- [Passage shown]
# # # # #

Battlefield 3 Beta: In-Depth First Impressions

I have long since been a Battlefield fan, from the initial Battlefield 1942 to the most recent Battlefield Bad Company 2, I have played every iteration of the game on PC and console (Xbox & Xbox 360). When Battlefield 3 was announced I just about creamed myself and when the open Beta was announced, I practically passed out. Yesterday, the time finally came that I was able to get my hands on the game, well at least the Beta version. Mind you, the game releases in just under a month, on October 25th.

Now I must say, once I downloaded the immensely sized 1.3GB file to my hard drive, I was practically foaming at the mouth anxiously waiting to hop into a match. That didn’t exactly happen right away. Apparently EA was having problems with the Xbox servers and things weren’t going so well. After relentlessly trying for about 20 minutes, I hopped on Gears 3 for a bit to give EA some time to fix the problem. About an hour later I tried again and was still having problems, but EA was slowly getting things fixed. Within 5 minutes, I was able to jump into a match and off I went.

The Setting

The Beta takes place in Paris on a map called Operation Metro. There are 2 sides (obviously), with one being what I believe to be the U.S. Military and the other being possibly Russian or Western European. The game mode available is Rush, which was made famous by the Bad Company series. In Rush, the “Attackers” try to arm 2 fixed objective points, while the “Defenders” try to stop them and defuse aka defend. If the Attackers destroy the first 2 objective points, the map opens up further and 2 more objective points are on the map. In a round, there are a total of 8 objective points, with players fighting across 4 different areas on a map. On Operation Metro, you start off in a park, which is a wide open outdoor area/sniper haven, with plenty of cover including, small stone bridges, trees and shrubs. The next 2 sets of objectives are located in the dark subway tunnels, with narrow corridors, enclosed spaces and lots of close quarters combat. The final set of objectives are in an outside setting with buildings all around. You can enter most of the buildings and access multiple floors as well.

The Control Scheme

This is fairly standard as with most shooters, but if you haven’t played Bad Company 2 or in a while, the control scheme might catch you off guard. Click in the left thumbstick and you sprint, hold left trigger to aim down sights, right trigger to shoot and hit “X” to reload. Now here’s the differences from your basic shooter controls: the left shoulder button throws grenades, right shoulder button activates your knife melee, clicking in the right thumbstick allows you to crouch and holding it in will put you into a prone position. Depending on what class you are, will determine what extra equipment you get, which is accessible through the D-pad. For example, engineers have a repair tool and an RPG; by hitting left on the D-pad, you bring up your RPG and by hitting right on the D-pad, you bring up the repair tool. I will get more in-depth with the other classes later on.

The Classes

You have the option of 4 specific classes: Assault, Engineer, Support and Recon. Assault is your basic soldier class with assault rifles and a defibrillator and med kits for equipment. Engineers have SMG’s with an RPG and repair tool as equipment. Support classes carry LMG’s with ammo kits for equipment. Finally, Recon is your basic sniper class with equipment being a CB Radio looking thing, which I believe is a mobile spawn point, but not too sure yet. Each side has different weapons, much like how the most recent Medal of Honor was; depending on side you’re on, determines what weapons you have access to. Case in point, Attackers usually run around with U.S. Military issue weapons: M4 carbines, M16’s, etc.; Defenders run with AK47’s, AK74u, etc. As you rank up, you start unlocking other attachments for your weapons. This is also based on how much you use each class, which is also another similarity to Medal of Honor. The more you utilize a certain class, the more you unlock for that class.

# # # # #

- [Task requirements]
**A.** For each statement below, say whether it agrees with the Battlefield 3 beta write-up, answering yes or no and quoting the deciding words of the text: (i) the downloaded Beta file was 1.3GB; (ii) a round of Rush has a total of 6 objective points; (iii) the Support class carries LMG's with ammo kits.
**B.** Update the Battlefield 3 beta write-up by giving the part starting at "This is fairly" and ending at "classes later on." again, with "D-pad" changed to "directional pad".
**C.** Rewrite the paragraph of the Battlefield 3 beta write-up that begins "You have the option of 4 specific classes" as a bulleted list, keeping its main facts.

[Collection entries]
# # # # #

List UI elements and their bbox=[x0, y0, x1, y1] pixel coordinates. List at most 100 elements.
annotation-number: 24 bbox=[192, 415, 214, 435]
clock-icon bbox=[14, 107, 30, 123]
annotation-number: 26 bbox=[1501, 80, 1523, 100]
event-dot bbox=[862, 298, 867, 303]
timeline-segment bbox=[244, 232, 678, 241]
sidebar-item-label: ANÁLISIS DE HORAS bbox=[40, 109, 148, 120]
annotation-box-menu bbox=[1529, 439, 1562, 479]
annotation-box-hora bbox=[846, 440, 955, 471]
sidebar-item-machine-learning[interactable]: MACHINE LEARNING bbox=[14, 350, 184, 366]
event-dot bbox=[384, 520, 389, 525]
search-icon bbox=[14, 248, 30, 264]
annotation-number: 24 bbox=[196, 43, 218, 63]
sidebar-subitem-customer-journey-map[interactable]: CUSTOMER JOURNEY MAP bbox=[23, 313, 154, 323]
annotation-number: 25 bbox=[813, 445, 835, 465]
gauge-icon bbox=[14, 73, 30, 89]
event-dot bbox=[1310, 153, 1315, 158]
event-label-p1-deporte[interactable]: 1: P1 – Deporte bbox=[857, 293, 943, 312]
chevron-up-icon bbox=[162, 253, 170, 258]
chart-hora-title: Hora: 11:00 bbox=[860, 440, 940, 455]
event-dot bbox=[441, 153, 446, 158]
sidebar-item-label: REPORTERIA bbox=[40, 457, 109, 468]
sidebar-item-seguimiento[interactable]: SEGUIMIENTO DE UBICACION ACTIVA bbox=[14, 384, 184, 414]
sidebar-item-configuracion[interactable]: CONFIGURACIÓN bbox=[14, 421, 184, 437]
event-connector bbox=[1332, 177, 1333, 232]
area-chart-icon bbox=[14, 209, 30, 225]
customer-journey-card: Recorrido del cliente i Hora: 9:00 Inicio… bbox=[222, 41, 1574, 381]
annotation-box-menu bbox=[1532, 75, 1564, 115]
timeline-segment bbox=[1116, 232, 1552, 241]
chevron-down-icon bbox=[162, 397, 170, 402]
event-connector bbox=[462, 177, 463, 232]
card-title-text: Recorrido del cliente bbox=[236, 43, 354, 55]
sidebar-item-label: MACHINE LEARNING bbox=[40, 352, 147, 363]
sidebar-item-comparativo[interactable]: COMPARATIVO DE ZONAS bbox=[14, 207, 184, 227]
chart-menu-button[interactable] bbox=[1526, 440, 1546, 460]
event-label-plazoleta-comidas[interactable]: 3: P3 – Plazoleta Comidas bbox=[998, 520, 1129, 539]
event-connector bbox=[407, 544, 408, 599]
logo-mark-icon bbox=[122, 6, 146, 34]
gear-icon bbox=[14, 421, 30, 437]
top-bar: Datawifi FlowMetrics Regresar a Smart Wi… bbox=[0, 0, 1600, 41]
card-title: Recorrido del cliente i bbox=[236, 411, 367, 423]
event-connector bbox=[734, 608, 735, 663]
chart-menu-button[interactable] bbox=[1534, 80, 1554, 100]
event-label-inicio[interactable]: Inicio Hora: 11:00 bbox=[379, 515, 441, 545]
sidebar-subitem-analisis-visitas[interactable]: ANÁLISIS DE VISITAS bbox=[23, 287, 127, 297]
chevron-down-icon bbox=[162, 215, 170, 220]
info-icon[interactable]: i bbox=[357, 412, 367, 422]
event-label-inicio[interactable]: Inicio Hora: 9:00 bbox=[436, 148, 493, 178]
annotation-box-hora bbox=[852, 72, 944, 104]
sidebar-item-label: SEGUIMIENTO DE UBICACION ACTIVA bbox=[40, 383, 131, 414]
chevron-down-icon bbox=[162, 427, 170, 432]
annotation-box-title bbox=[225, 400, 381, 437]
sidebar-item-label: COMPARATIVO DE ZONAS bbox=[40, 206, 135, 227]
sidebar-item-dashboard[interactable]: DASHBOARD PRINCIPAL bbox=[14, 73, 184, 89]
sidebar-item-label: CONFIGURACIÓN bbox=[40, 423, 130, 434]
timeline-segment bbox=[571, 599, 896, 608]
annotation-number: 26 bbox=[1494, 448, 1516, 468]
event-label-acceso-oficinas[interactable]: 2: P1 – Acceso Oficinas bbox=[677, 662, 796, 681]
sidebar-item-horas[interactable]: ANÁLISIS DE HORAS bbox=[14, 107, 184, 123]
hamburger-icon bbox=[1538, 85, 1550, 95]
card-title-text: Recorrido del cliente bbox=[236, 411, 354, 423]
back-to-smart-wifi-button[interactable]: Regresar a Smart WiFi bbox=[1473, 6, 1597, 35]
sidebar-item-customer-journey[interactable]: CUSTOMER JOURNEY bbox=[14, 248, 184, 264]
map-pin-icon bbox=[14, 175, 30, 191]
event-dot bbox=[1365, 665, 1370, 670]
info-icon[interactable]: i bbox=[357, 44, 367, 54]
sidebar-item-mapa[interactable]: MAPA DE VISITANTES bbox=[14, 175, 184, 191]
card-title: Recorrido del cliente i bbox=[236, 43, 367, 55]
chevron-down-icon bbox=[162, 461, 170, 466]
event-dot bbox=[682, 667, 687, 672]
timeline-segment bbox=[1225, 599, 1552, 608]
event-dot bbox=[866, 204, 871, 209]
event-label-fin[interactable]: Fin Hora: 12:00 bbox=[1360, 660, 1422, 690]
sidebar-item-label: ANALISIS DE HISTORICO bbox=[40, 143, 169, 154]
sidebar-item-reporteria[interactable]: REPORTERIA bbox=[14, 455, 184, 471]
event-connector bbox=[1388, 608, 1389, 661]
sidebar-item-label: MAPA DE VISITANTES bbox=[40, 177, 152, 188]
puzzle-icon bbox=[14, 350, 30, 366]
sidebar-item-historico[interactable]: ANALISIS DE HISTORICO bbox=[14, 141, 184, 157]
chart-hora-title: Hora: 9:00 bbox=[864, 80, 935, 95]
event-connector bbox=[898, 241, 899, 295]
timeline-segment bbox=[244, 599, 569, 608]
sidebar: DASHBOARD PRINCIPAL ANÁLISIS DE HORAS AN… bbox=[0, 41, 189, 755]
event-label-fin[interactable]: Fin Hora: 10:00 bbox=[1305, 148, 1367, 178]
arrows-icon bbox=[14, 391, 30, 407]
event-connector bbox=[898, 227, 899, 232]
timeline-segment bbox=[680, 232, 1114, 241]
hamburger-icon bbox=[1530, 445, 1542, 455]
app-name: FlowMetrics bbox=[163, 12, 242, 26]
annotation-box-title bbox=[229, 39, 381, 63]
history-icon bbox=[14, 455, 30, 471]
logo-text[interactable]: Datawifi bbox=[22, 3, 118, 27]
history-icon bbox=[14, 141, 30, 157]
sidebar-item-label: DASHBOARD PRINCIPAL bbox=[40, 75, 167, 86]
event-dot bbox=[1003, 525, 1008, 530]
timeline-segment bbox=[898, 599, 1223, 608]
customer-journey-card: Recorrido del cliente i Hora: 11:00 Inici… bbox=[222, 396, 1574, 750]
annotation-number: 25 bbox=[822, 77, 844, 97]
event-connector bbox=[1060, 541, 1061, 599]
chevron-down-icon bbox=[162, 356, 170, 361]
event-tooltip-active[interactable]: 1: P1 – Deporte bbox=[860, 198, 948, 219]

# # # # #

- [Answers]
**A.**
(i) Yes: "the immensely sized 1.3GB file"
(ii) No: "In a round, there are a total of 8 objective points"
(iii) Yes: "Support classes carry LMG’s with ammo kits for equipment."

**B.**
This is fairly standard as with most shooters, but if you haven’t played Bad Company 2 or in a while, the control scheme might catch you off guard. Click in the left thumbstick and you sprint, hold left trigger to aim down sights, right trigger to shoot and hit “X” to reload. Now here’s the differences from your basic shooter controls: the left shoulder button throws grenades, right shoulder button activates your knife melee, clicking in the right thumbstick allows you to crouch and holding it in will put you into a prone position. Depending on what class you are, will determine what extra equipment you get, which is accessible through the directional pad. For example, engineers have a repair tool and an RPG; by hitting left on the directional pad, you bring up your RPG and by hitting right on the directional pad, you bring up the repair tool. I will get more in-depth with the other classes later on.

**C.**
- There are four classes: Assault, Engineer, Support and Recon.
- Assault is the basic soldier class, with assault rifles and a defibrillator and med kits as equipment.
- Engineers have SMG's, with an RPG and a repair tool as equipment.
- Support carries LMG's, with ammo kits as equipment.
- Recon is the basic sniper class. Its equipment looks like a CB Radio and may be a mobile spawn point, though this is not yet certain.
- Weapons differ by side, as in the most recent Medal of Honor. Attackers usually carry U.S. Military issue weapons such as M4 carbines and M16's, while Defenders use AK47's, AK74u and similar weapons.
- Ranking up unlocks weapon attachments. Unlocks also depend on how much each class is used, another similarity to Medal of Honor.